How about we continue with the customer email scenario. Walk us through in sufficient detail to illustrate what you see as the "proper" staffing divisions and work-flow. -t

What customer email scenario?

The example began near PageAnchor text-scenario-01 in the parent topic, and was gradually developed as the discussion went on. The actual example I started talking about was not actually customer email analysis, but customer email analysis is a scenario that's easy to explain to readers and is relatively close to the original. (I cannot give actual domain details of the original, per org policy.) Search also for "leak" in these topics. -t

Do you mean the example of extracting telephone numbers (or whatever) from a 60gb/sec text stream?

Yes, but also extracting other domain-specific info, such as perhaps an estimated purpose of the message (such as "leaking product box" in one example).

Let's say your are Amazon.com. You will get large volumes of email from customers, vendors, etc. You probably try to herd most users through guided forms you set up, but many will still use plain email regardless. Amazon.com would want to extract info from such emails to route them properly (best guess) and to perform statistics on them, such as to identify emerging problems or trends. Possible info extracted quite possibly includes:

Names
Phone numbers
Country & location of origin
Language
Product numbers
Product category(s)
Contact type (customer, supplier, vendor, etc.)
Nature of the request (complaint, lost password, compliment, question, etc.)
Keywords that various departments have set a "watch" on to generate title flags, routing overrides, and/or highlighting.
Cuss-words and hints of aggression or extreme emotion

An "extraction engine" would typically put such into an RDBMS-like database.

Yes, if you need to extract a fixed set of attributes from a relatively low-volume data source like emails, sure, that would be fine. That's a conventional problem. It doesn't come close to 60gb/second, and it's trivially parallelisable.

I don't see how the volume changes anything. Even if a "traditional" RDBMS is not scalable enough, an RDBMS-like tool would be a better fit than always querying with regex.

How would SQL be better than a regex for finding every instance of a phone number in a stream of Twitter posts or web forum posts or Wiki pages or emails?

Like I have said before, for a one-time project, you are right. Regex is probably the simplest. But a one-time project is not what we are talking about.

How would it make a difference whether the project is one-time or done many times? Does finding every instance of a phone number in a stream of Twitter posts become easier to do in SQL the more you need to do it?

No, I didn't say it did.

Then why is a "one-time project" vs not-a-"one-time project" an issue?

More on this below.

Note WikiPedia's entry for "Data Science":

(begin quote)

Criticism

Although use of the term "data science" has exploded in business environments, many academics and journalists see no distinction between data science and statistics. Writing in Forbes, Gil Press argues that data science is a buzzword without a clear definition and has simply replaced “business analytics” in contexts such as graduate degree programs.[14] In the question-and-answer section of his keynote address at the Joint Statistical Meetings of American Statistical Association, noted applied statistician Nate Silver said, “I think data-scientist is a sexed up term for a statistician....Statistics is a branch of science. Data scientist is slightly redundant in some way and people shouldn’t berate the term statistician.”[15] {Emphasis added}

(end quote)

That's a predictable criticism from "old school" statisticians who fear being made redundant, but it ignores the significance of data acquisition -- from environmental sources, social media, traditional repositories like databases, non-traditional repositories like document stores, data streams, etc. -- and the application of machine learning. These, plus statistics, characterise data science. Statistics alone is not enough.

→ MATERIAL:

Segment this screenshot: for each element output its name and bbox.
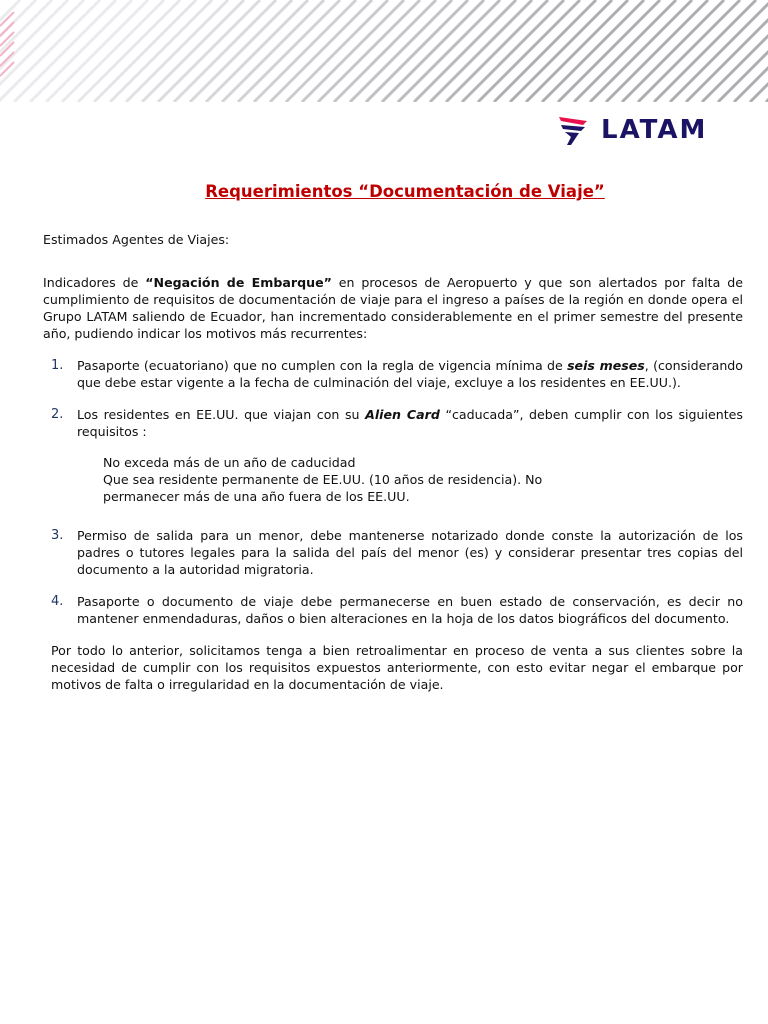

→ TASK 1: Reproduce the discussion about extracting data from customer email from "Let's say your" to "an RDBMS-like database.".
→ TASK 2: Write the next part of the discussion about extracting data from customer email, picking up after its final sentence.

→ TASK RESPONSE 1:
Let's say your are Amazon.com. You will get large volumes of email from customers, vendors, etc. You probably try to herd most users through guided forms you set up, but many will still use plain email regardless. Amazon.com would want to extract info from such emails to route them properly (best guess) and to perform statistics on them, such as to identify emerging problems or trends. Possible info extracted quite possibly includes:

Names
Phone numbers
Country & location of origin
Language
Product numbers
Product category(s)
Contact type (customer, supplier, vendor, etc.)
Nature of the request (complaint, lost password, compliment, question, etc.)
Keywords that various departments have set a "watch" on to generate title flags, routing overrides, and/or highlighting.
Cuss-words and hints of aggression or extreme emotion

An "extraction engine" would typically put such into an RDBMS-like database.

→ TASK RESPONSE 2:
That's an unfair criticism that smells of agism without sufficient details to lodge such a harsh accusation. I see no reason why social media etc. would change the general nature of data analysis. One would still want "slotified" data as the better medium to process REGARDLESS of the source. You seem to be confusing syntax and/or format with semantics. Content is content. For example, in the old days you had page numbers and/or journal names/dates as cross-references. Today you have URL's. Somebody analyzing a graph of links (references) should NOT have to change their general technique and tools because the format of the "link key" has changed. That's low-level info. A graph is still a graph, a kiss is still a kiss, a sigh is still a sigh...oops, slipped into fogey-ville there. -t

Social media (for example) data doesn't change the nature of statistics, but it certainly changes the practical nature of doing statistics. Analysis that was once a spreadsheet's worth of data that you could analyse with spreadsheet formulae, that grew into a table's worth that could be extracted with a SQL 'SELECT', is now a continuous stream of data from diverse sources in multiple formats including free-form text. Does it make sense to use SQL to query data without columns, from multiple sources, that's mostly or all free-form text, where the query never finishes running?

If you want to merely find something in text, one would use something like a Google Search Appliance (search engine). If you want to do statistics and/or "meaning processing", then some kind of pre-digestion into slots/attributes/flags/categories is usually more convenient for non-trivial-sized staff to work with.

Certainly a search engine like a Google Search Appliance or Apache Lucene is more suitable than SQL for finding specific text in a (usually un-annotated) text corpus. However, note that it's a continuous stream of data, not a finite corpus. It's not that we want to search for some text in a body of text, it's that we want to be searching, always searching, in a stream of text.

I don't know what you mean. Without something more concrete domain-wise, I cannot comment further. The closest domain I can think of to your (frustratingly) vague description would be the NSA looking for threats in emails and/or discussion forums and/or general Internet traffic. They would STILL want pre-digestion for routing to humans (for further analysis) and for statistics and for forensics (such as human relationships between suspicious messages). Minus the forensics, it's similar to the Amazon scenario above.

It could be three-letter-agency searches, but it could also be searching Twitter feeds for every mention of your company's products, or making sure outbound emails don't include any company telephone numbers except those in an approved list.

As I mentioned before, for a ONE TIME PROJECT, you are right, but we are NOT TALKING ABOUT A ONE-TIME PROJECT. We are talking about a system that facilitates a medium or large organization in doing multiple or volume analysis. I don't think it's likely an org would build a giant database for a piddly or simple project. If it was piddly or simple, then you probably don't need a database of ANY kind. It's overkill. Use a file system.

Again, how would it make a difference whether the project is one-time or done many times? Does finding every instance of a phone number in a stream of Twitter posts become easier to do in SQL the more you need to do it? And how do you "use a file system" to scan Twitter posts or outbound emails?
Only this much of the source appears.